• Problem description:
Leaving out the pictures, retype all the material exactly.

Extracted data entries:
________________________________________
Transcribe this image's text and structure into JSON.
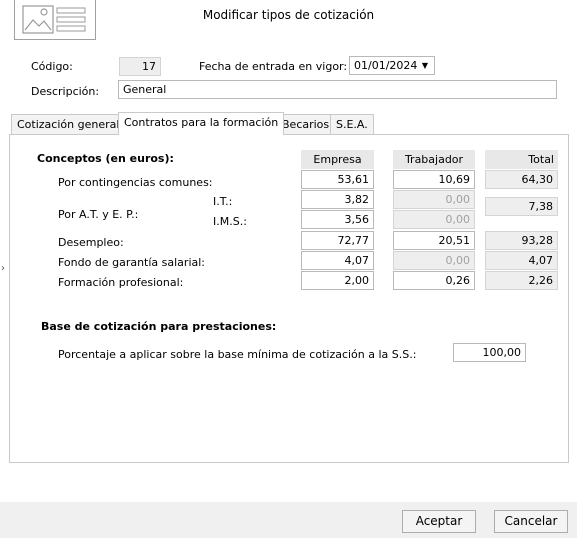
{
  "window": {
    "title": "Modificar tipos de cotización"
  },
  "form": {
    "codigo_label": "Código:",
    "codigo_value": "17",
    "fecha_label": "Fecha de entrada en vigor:",
    "fecha_value": "01/01/2024",
    "descripcion_label": "Descripción:",
    "descripcion_value": "General"
  },
  "tabs": [
    {
      "label": "Cotización general",
      "active": false
    },
    {
      "label": "Contratos para la formación",
      "active": true
    },
    {
      "label": "Becarios",
      "active": false
    },
    {
      "label": "S.E.A.",
      "active": false
    }
  ],
  "conceptos": {
    "title": "Conceptos (en euros):",
    "headers": {
      "empresa": "Empresa",
      "trabajador": "Trabajador",
      "total": "Total"
    },
    "rows": {
      "contingencias": {
        "label": "Por contingencias comunes:",
        "empresa": "53,61",
        "trabajador": "10,69",
        "total": "64,30"
      },
      "at_ep": {
        "label": "Por A.T. y E. P.:",
        "total": "7,38"
      },
      "it": {
        "label": "I.T.:",
        "empresa": "3,82",
        "trabajador": "0,00"
      },
      "ims": {
        "label": "I.M.S.:",
        "empresa": "3,56",
        "trabajador": "0,00"
      },
      "desempleo": {
        "label": "Desempleo:",
        "empresa": "72,77",
        "trabajador": "20,51",
        "total": "93,28"
      },
      "fogasa": {
        "label": "Fondo de garantía salarial:",
        "empresa": "4,07",
        "trabajador": "0,00",
        "total": "4,07"
      },
      "formacion": {
        "label": "Formación profesional:",
        "empresa": "2,00",
        "trabajador": "0,26",
        "total": "2,26"
      }
    }
  },
  "base": {
    "title": "Base de cotización para prestaciones:",
    "porcentaje_label": "Porcentaje a aplicar sobre la base mínima de cotización a la S.S.:",
    "porcentaje_value": "100,00"
  },
  "buttons": {
    "accept": "Aceptar",
    "cancel": "Cancelar"
  }
}
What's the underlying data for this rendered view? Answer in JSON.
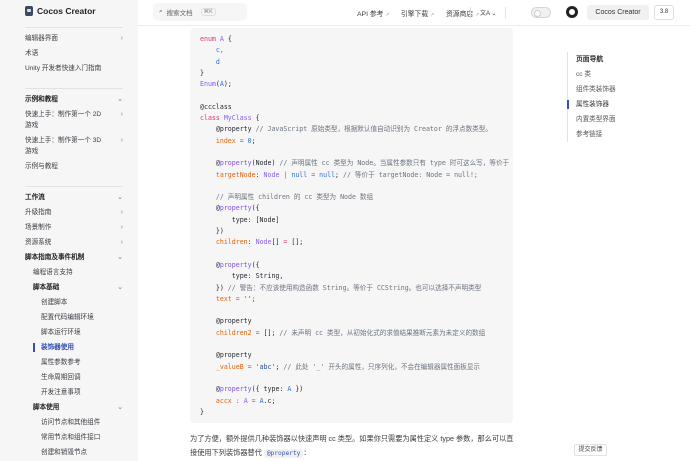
________________________________________
• Response:
Transcribe this image's text and structure into JSON.
{
  "window": {
    "title": "Modificar tipos de cotización"
  },
  "form": {
    "codigo_label": "Código:",
    "codigo_value": "17",
    "fecha_label": "Fecha de entrada en vigor:",
    "fecha_value": "01/01/2024",
    "descripcion_label": "Descripción:",
    "descripcion_value": "General"
  },
  "tabs": [
    {
      "label": "Cotización general",
      "active": false
    },
    {
      "label": "Contratos para la formación",
      "active": true
    },
    {
      "label": "Becarios",
      "active": false
    },
    {
      "label": "S.E.A.",
      "active": false
    }
  ],
  "conceptos": {
    "title": "Conceptos (en euros):",
    "headers": {
      "empresa": "Empresa",
      "trabajador": "Trabajador",
      "total": "Total"
    },
    "rows": {
      "contingencias": {
        "label": "Por contingencias comunes:",
        "empresa": "53,61",
        "trabajador": "10,69",
        "total": "64,30"
      },
      "at_ep": {
        "label": "Por A.T. y E. P.:",
        "total": "7,38"
      },
      "it": {
        "label": "I.T.:",
        "empresa": "3,82",
        "trabajador": "0,00"
      },
      "ims": {
        "label": "I.M.S.:",
        "empresa": "3,56",
        "trabajador": "0,00"
      },
      "desempleo": {
        "label": "Desempleo:",
        "empresa": "72,77",
        "trabajador": "20,51",
        "total": "93,28"
      },
      "fogasa": {
        "label": "Fondo de garantía salarial:",
        "empresa": "4,07",
        "trabajador": "0,00",
        "total": "4,07"
      },
      "formacion": {
        "label": "Formación profesional:",
        "empresa": "2,00",
        "trabajador": "0,26",
        "total": "2,26"
      }
    }
  },
  "base": {
    "title": "Base de cotización para prestaciones:",
    "porcentaje_label": "Porcentaje a aplicar sobre la base mínima de cotización a la S.S.:",
    "porcentaje_value": "100,00"
  },
  "buttons": {
    "accept": "Aceptar",
    "cancel": "Cancelar"
  }
}
What's the underlying data for this rendered view? Answer in JSON.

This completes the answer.